** Request **
Exactly reproduce the lines from the one containing "Read out every word on this page." through the last line of the data, both ends included, leaving out pictures.
* * * * *
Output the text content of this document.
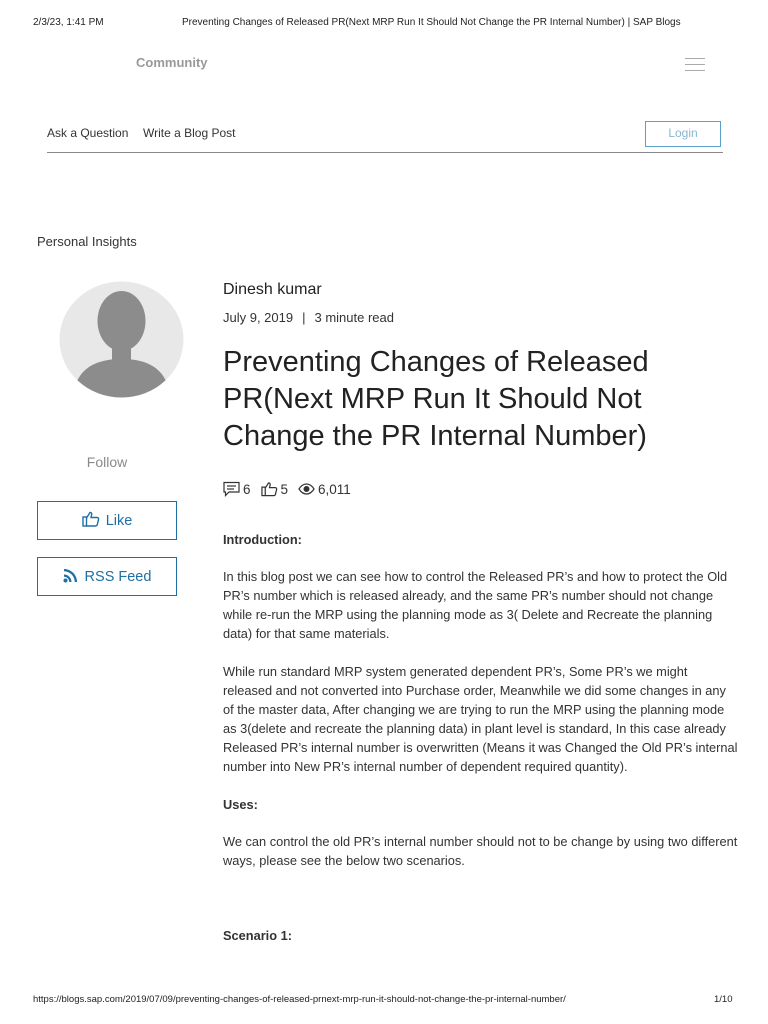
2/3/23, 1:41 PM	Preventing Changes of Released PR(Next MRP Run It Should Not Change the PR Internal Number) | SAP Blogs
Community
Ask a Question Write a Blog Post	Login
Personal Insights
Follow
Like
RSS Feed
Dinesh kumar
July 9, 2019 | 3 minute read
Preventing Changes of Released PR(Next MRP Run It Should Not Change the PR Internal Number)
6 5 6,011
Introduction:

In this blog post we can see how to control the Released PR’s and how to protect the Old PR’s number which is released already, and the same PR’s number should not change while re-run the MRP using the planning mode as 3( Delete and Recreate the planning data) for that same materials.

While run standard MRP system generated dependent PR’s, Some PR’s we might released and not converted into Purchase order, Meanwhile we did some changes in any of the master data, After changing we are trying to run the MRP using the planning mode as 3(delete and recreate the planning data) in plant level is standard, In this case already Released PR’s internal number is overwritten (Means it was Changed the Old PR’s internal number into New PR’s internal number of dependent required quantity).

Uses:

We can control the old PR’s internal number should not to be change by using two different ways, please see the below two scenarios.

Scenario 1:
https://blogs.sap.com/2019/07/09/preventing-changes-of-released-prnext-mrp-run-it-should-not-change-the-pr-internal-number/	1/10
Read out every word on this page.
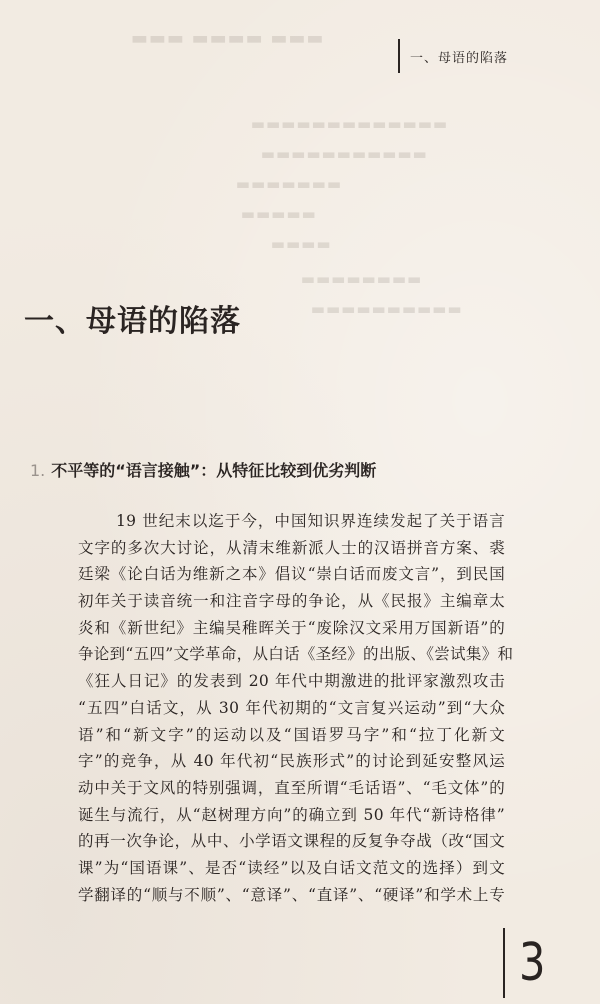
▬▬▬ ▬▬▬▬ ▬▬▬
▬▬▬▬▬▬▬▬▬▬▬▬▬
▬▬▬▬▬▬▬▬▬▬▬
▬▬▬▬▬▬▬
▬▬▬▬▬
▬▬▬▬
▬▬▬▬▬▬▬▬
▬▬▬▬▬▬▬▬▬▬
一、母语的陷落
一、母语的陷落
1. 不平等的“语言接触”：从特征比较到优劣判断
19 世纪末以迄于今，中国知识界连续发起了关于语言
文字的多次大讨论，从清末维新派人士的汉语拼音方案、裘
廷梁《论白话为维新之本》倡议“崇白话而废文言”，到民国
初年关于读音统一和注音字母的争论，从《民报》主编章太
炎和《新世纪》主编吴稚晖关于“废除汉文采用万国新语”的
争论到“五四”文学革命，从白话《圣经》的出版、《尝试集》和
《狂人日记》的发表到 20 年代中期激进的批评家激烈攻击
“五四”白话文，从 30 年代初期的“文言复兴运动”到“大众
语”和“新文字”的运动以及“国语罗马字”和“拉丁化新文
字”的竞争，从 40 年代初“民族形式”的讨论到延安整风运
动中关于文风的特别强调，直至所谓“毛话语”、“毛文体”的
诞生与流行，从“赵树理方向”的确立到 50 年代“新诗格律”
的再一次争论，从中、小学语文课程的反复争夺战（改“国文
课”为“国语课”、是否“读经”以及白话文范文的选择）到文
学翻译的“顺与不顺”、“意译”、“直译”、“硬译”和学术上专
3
* * * * *
** Complete response **
Read out every word on this page.
▬▬▬ ▬▬▬▬ ▬▬▬
▬▬▬▬▬▬▬▬▬▬▬▬▬
▬▬▬▬▬▬▬▬▬▬▬
▬▬▬▬▬▬▬
▬▬▬▬▬
▬▬▬▬
▬▬▬▬▬▬▬▬
▬▬▬▬▬▬▬▬▬▬
一、母语的陷落
一、母语的陷落
1. 不平等的“语言接触”：从特征比较到优劣判断
19 世纪末以迄于今，中国知识界连续发起了关于语言
文字的多次大讨论，从清末维新派人士的汉语拼音方案、裘
廷梁《论白话为维新之本》倡议“崇白话而废文言”，到民国
初年关于读音统一和注音字母的争论，从《民报》主编章太
炎和《新世纪》主编吴稚晖关于“废除汉文采用万国新语”的
争论到“五四”文学革命，从白话《圣经》的出版、《尝试集》和
《狂人日记》的发表到 20 年代中期激进的批评家激烈攻击
“五四”白话文，从 30 年代初期的“文言复兴运动”到“大众
语”和“新文字”的运动以及“国语罗马字”和“拉丁化新文
字”的竞争，从 40 年代初“民族形式”的讨论到延安整风运
动中关于文风的特别强调，直至所谓“毛话语”、“毛文体”的
诞生与流行，从“赵树理方向”的确立到 50 年代“新诗格律”
的再一次争论，从中、小学语文课程的反复争夺战（改“国文
课”为“国语课”、是否“读经”以及白话文范文的选择）到文
学翻译的“顺与不顺”、“意译”、“直译”、“硬译”和学术上专
3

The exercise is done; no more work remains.